Output the material below in full, exactly as it is.

RECORDED INFORMATION:
((
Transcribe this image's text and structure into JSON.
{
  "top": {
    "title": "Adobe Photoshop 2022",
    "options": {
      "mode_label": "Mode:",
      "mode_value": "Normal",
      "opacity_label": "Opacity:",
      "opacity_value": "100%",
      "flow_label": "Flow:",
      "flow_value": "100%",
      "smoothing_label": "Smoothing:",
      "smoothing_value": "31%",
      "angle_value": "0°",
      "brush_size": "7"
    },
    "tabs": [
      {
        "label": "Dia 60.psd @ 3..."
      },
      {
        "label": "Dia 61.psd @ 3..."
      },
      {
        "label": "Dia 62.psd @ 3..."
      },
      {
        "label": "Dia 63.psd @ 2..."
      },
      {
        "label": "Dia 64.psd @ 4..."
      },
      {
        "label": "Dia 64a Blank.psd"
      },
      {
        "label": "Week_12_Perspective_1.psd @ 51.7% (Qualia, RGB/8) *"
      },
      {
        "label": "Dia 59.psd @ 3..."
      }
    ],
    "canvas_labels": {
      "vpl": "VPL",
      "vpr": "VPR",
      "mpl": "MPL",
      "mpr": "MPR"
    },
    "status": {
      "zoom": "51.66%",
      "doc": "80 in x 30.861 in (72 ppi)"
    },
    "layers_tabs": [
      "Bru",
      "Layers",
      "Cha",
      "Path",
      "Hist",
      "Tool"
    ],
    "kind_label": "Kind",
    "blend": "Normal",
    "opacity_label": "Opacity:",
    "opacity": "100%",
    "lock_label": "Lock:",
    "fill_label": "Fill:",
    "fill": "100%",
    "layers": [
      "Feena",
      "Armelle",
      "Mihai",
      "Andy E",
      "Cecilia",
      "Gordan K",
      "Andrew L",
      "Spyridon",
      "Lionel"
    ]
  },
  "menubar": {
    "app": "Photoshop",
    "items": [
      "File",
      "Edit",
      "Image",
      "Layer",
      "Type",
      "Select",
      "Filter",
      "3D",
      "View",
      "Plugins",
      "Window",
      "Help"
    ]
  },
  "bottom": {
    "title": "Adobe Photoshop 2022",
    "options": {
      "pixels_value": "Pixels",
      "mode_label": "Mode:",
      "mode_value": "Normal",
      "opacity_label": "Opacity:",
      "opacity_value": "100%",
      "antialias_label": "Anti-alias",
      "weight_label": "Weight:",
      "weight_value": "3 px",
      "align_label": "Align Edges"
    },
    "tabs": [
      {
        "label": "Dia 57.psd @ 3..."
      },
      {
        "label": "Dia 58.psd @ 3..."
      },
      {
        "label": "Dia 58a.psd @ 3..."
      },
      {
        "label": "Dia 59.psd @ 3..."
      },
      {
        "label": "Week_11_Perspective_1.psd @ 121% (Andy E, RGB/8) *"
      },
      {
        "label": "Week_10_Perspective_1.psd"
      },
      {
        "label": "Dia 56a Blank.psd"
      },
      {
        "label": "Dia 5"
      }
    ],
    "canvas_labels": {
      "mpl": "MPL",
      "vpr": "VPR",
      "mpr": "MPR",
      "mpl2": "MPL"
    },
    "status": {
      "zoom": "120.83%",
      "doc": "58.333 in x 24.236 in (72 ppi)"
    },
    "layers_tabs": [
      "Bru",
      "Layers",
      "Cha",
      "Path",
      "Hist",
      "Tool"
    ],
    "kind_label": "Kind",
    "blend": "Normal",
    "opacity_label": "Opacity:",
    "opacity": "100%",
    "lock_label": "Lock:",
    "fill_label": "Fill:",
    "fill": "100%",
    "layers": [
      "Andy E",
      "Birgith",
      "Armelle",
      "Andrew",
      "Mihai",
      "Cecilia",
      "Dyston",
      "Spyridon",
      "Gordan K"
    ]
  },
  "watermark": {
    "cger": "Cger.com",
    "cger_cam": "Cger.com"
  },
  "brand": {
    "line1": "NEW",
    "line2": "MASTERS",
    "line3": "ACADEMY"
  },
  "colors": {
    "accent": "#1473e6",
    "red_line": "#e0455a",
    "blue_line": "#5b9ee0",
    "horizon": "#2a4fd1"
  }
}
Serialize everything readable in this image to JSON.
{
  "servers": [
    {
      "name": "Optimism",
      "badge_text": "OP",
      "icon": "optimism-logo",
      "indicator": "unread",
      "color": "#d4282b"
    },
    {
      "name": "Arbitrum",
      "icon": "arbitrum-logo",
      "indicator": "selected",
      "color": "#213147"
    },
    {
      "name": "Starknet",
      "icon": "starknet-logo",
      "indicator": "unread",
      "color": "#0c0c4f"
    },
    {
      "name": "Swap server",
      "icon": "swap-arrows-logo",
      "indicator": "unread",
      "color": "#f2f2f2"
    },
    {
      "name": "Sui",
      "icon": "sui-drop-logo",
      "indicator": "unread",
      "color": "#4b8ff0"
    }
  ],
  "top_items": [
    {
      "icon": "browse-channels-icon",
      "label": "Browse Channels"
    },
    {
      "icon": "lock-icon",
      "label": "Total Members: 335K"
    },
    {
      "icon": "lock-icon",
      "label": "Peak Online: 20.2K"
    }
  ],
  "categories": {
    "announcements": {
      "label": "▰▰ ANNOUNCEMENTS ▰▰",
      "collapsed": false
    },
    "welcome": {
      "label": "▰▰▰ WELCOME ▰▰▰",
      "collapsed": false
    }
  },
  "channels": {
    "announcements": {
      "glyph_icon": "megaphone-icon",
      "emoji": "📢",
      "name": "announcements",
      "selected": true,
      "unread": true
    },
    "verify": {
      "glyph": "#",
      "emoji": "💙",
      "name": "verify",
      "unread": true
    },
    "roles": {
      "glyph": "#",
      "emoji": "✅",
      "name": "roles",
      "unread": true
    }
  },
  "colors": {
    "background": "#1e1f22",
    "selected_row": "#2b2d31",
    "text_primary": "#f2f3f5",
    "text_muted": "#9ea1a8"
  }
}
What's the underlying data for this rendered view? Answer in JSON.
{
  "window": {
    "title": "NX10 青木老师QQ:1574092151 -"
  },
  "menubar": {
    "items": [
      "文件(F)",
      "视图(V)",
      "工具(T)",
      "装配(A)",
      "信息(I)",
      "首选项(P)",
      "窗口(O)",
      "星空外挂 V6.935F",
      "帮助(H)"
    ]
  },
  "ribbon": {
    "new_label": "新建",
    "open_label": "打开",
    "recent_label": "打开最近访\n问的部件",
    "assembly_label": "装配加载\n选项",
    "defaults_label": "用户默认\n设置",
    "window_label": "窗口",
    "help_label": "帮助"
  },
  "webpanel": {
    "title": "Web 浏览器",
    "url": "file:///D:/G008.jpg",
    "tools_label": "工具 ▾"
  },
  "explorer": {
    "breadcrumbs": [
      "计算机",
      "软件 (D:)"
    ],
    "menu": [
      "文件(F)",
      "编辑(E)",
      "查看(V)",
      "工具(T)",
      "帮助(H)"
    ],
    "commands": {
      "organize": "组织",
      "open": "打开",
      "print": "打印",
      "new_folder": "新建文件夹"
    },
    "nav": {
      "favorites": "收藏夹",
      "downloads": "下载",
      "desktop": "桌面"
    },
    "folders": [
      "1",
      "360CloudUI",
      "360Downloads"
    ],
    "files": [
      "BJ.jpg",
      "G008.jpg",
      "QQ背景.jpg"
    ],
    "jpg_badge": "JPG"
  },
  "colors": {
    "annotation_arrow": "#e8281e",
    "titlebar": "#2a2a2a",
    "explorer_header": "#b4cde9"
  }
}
))
FULL SOLUTION:
Transcribe this image's text and structure into JSON.
{
  "top": {
    "title": "Adobe Photoshop 2022",
    "options": {
      "mode_label": "Mode:",
      "mode_value": "Normal",
      "opacity_label": "Opacity:",
      "opacity_value": "100%",
      "flow_label": "Flow:",
      "flow_value": "100%",
      "smoothing_label": "Smoothing:",
      "smoothing_value": "31%",
      "angle_value": "0°",
      "brush_size": "7"
    },
    "tabs": [
      {
        "label": "Dia 60.psd @ 3..."
      },
      {
        "label": "Dia 61.psd @ 3..."
      },
      {
        "label": "Dia 62.psd @ 3..."
      },
      {
        "label": "Dia 63.psd @ 2..."
      },
      {
        "label": "Dia 64.psd @ 4..."
      },
      {
        "label": "Dia 64a Blank.psd"
      },
      {
        "label": "Week_12_Perspective_1.psd @ 51.7% (Qualia, RGB/8) *"
      },
      {
        "label": "Dia 59.psd @ 3..."
      }
    ],
    "canvas_labels": {
      "vpl": "VPL",
      "vpr": "VPR",
      "mpl": "MPL",
      "mpr": "MPR"
    },
    "status": {
      "zoom": "51.66%",
      "doc": "80 in x 30.861 in (72 ppi)"
    },
    "layers_tabs": [
      "Bru",
      "Layers",
      "Cha",
      "Path",
      "Hist",
      "Tool"
    ],
    "kind_label": "Kind",
    "blend": "Normal",
    "opacity_label": "Opacity:",
    "opacity": "100%",
    "lock_label": "Lock:",
    "fill_label": "Fill:",
    "fill": "100%",
    "layers": [
      "Feena",
      "Armelle",
      "Mihai",
      "Andy E",
      "Cecilia",
      "Gordan K",
      "Andrew L",
      "Spyridon",
      "Lionel"
    ]
  },
  "menubar": {
    "app": "Photoshop",
    "items": [
      "File",
      "Edit",
      "Image",
      "Layer",
      "Type",
      "Select",
      "Filter",
      "3D",
      "View",
      "Plugins",
      "Window",
      "Help"
    ]
  },
  "bottom": {
    "title": "Adobe Photoshop 2022",
    "options": {
      "pixels_value": "Pixels",
      "mode_label": "Mode:",
      "mode_value": "Normal",
      "opacity_label": "Opacity:",
      "opacity_value": "100%",
      "antialias_label": "Anti-alias",
      "weight_label": "Weight:",
      "weight_value": "3 px",
      "align_label": "Align Edges"
    },
    "tabs": [
      {
        "label": "Dia 57.psd @ 3..."
      },
      {
        "label": "Dia 58.psd @ 3..."
      },
      {
        "label": "Dia 58a.psd @ 3..."
      },
      {
        "label": "Dia 59.psd @ 3..."
      },
      {
        "label": "Week_11_Perspective_1.psd @ 121% (Andy E, RGB/8) *"
      },
      {
        "label": "Week_10_Perspective_1.psd"
      },
      {
        "label": "Dia 56a Blank.psd"
      },
      {
        "label": "Dia 5"
      }
    ],
    "canvas_labels": {
      "mpl": "MPL",
      "vpr": "VPR",
      "mpr": "MPR",
      "mpl2": "MPL"
    },
    "status": {
      "zoom": "120.83%",
      "doc": "58.333 in x 24.236 in (72 ppi)"
    },
    "layers_tabs": [
      "Bru",
      "Layers",
      "Cha",
      "Path",
      "Hist",
      "Tool"
    ],
    "kind_label": "Kind",
    "blend": "Normal",
    "opacity_label": "Opacity:",
    "opacity": "100%",
    "lock_label": "Lock:",
    "fill_label": "Fill:",
    "fill": "100%",
    "layers": [
      "Andy E",
      "Birgith",
      "Armelle",
      "Andrew",
      "Mihai",
      "Cecilia",
      "Dyston",
      "Spyridon",
      "Gordan K"
    ]
  },
  "watermark": {
    "cger": "Cger.com",
    "cger_cam": "Cger.com"
  },
  "brand": {
    "line1": "NEW",
    "line2": "MASTERS",
    "line3": "ACADEMY"
  },
  "colors": {
    "accent": "#1473e6",
    "red_line": "#e0455a",
    "blue_line": "#5b9ee0",
    "horizon": "#2a4fd1"
  }
}
Serialize everything readable in this image to JSON.
{
  "servers": [
    {
      "name": "Optimism",
      "badge_text": "OP",
      "icon": "optimism-logo",
      "indicator": "unread",
      "color": "#d4282b"
    },
    {
      "name": "Arbitrum",
      "icon": "arbitrum-logo",
      "indicator": "selected",
      "color": "#213147"
    },
    {
      "name": "Starknet",
      "icon": "starknet-logo",
      "indicator": "unread",
      "color": "#0c0c4f"
    },
    {
      "name": "Swap server",
      "icon": "swap-arrows-logo",
      "indicator": "unread",
      "color": "#f2f2f2"
    },
    {
      "name": "Sui",
      "icon": "sui-drop-logo",
      "indicator": "unread",
      "color": "#4b8ff0"
    }
  ],
  "top_items": [
    {
      "icon": "browse-channels-icon",
      "label": "Browse Channels"
    },
    {
      "icon": "lock-icon",
      "label": "Total Members: 335K"
    },
    {
      "icon": "lock-icon",
      "label": "Peak Online: 20.2K"
    }
  ],
  "categories": {
    "announcements": {
      "label": "▰▰ ANNOUNCEMENTS ▰▰",
      "collapsed": false
    },
    "welcome": {
      "label": "▰▰▰ WELCOME ▰▰▰",
      "collapsed": false
    }
  },
  "channels": {
    "announcements": {
      "glyph_icon": "megaphone-icon",
      "emoji": "📢",
      "name": "announcements",
      "selected": true,
      "unread": true
    },
    "verify": {
      "glyph": "#",
      "emoji": "💙",
      "name": "verify",
      "unread": true
    },
    "roles": {
      "glyph": "#",
      "emoji": "✅",
      "name": "roles",
      "unread": true
    }
  },
  "colors": {
    "background": "#1e1f22",
    "selected_row": "#2b2d31",
    "text_primary": "#f2f3f5",
    "text_muted": "#9ea1a8"
  }
}
What's the underlying data for this rendered view? Answer in JSON.
{
  "window": {
    "title": "NX10 青木老师QQ:1574092151 -"
  },
  "menubar": {
    "items": [
      "文件(F)",
      "视图(V)",
      "工具(T)",
      "装配(A)",
      "信息(I)",
      "首选项(P)",
      "窗口(O)",
      "星空外挂 V6.935F",
      "帮助(H)"
    ]
  },
  "ribbon": {
    "new_label": "新建",
    "open_label": "打开",
    "recent_label": "打开最近访\n问的部件",
    "assembly_label": "装配加载\n选项",
    "defaults_label": "用户默认\n设置",
    "window_label": "窗口",
    "help_label": "帮助"
  },
  "webpanel": {
    "title": "Web 浏览器",
    "url": "file:///D:/G008.jpg",
    "tools_label": "工具 ▾"
  },
  "explorer": {
    "breadcrumbs": [
      "计算机",
      "软件 (D:)"
    ],
    "menu": [
      "文件(F)",
      "编辑(E)",
      "查看(V)",
      "工具(T)",
      "帮助(H)"
    ],
    "commands": {
      "organize": "组织",
      "open": "打开",
      "print": "打印",
      "new_folder": "新建文件夹"
    },
    "nav": {
      "favorites": "收藏夹",
      "downloads": "下载",
      "desktop": "桌面"
    },
    "folders": [
      "1",
      "360CloudUI",
      "360Downloads"
    ],
    "files": [
      "BJ.jpg",
      "G008.jpg",
      "QQ背景.jpg"
    ],
    "jpg_badge": "JPG"
  },
  "colors": {
    "annotation_arrow": "#e8281e",
    "titlebar": "#2a2a2a",
    "explorer_header": "#b4cde9"
  }
}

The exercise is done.